— EXERCISE INSTRUCTIONS —
In the entries that follow, find the word "band" and report each line it is on.

— LISTED ENTRIES —
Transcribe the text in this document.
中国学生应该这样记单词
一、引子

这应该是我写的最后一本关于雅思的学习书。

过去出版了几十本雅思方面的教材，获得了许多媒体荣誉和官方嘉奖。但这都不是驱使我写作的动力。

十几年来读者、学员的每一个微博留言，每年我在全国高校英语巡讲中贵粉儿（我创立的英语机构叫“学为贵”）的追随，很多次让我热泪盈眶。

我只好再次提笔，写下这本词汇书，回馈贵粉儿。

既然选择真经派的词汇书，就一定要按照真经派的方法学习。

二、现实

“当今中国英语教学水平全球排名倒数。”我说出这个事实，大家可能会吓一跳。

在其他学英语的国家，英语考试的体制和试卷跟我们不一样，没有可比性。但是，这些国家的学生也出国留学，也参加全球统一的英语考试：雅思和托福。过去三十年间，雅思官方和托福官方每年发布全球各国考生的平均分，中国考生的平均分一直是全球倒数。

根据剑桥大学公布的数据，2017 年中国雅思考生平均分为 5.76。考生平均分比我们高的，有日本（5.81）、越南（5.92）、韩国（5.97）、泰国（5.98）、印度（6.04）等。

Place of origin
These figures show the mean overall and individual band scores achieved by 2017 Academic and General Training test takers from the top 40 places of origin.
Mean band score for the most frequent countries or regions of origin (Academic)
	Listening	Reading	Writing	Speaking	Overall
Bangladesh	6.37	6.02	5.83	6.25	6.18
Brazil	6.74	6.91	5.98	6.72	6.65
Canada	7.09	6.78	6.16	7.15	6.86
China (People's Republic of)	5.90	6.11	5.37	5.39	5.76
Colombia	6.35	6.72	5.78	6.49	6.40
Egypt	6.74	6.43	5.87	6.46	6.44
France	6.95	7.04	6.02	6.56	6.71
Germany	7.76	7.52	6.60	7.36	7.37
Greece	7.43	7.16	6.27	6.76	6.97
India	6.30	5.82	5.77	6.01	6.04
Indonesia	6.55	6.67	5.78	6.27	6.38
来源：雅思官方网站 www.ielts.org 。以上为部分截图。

— CORRECT ANSWER —
These figures show the mean overall and individual band scores achieved by 2017 Academic and General Training test takers from the top 40 places of origin.
Mean band score for the most frequent countries or regions of origin (Academic)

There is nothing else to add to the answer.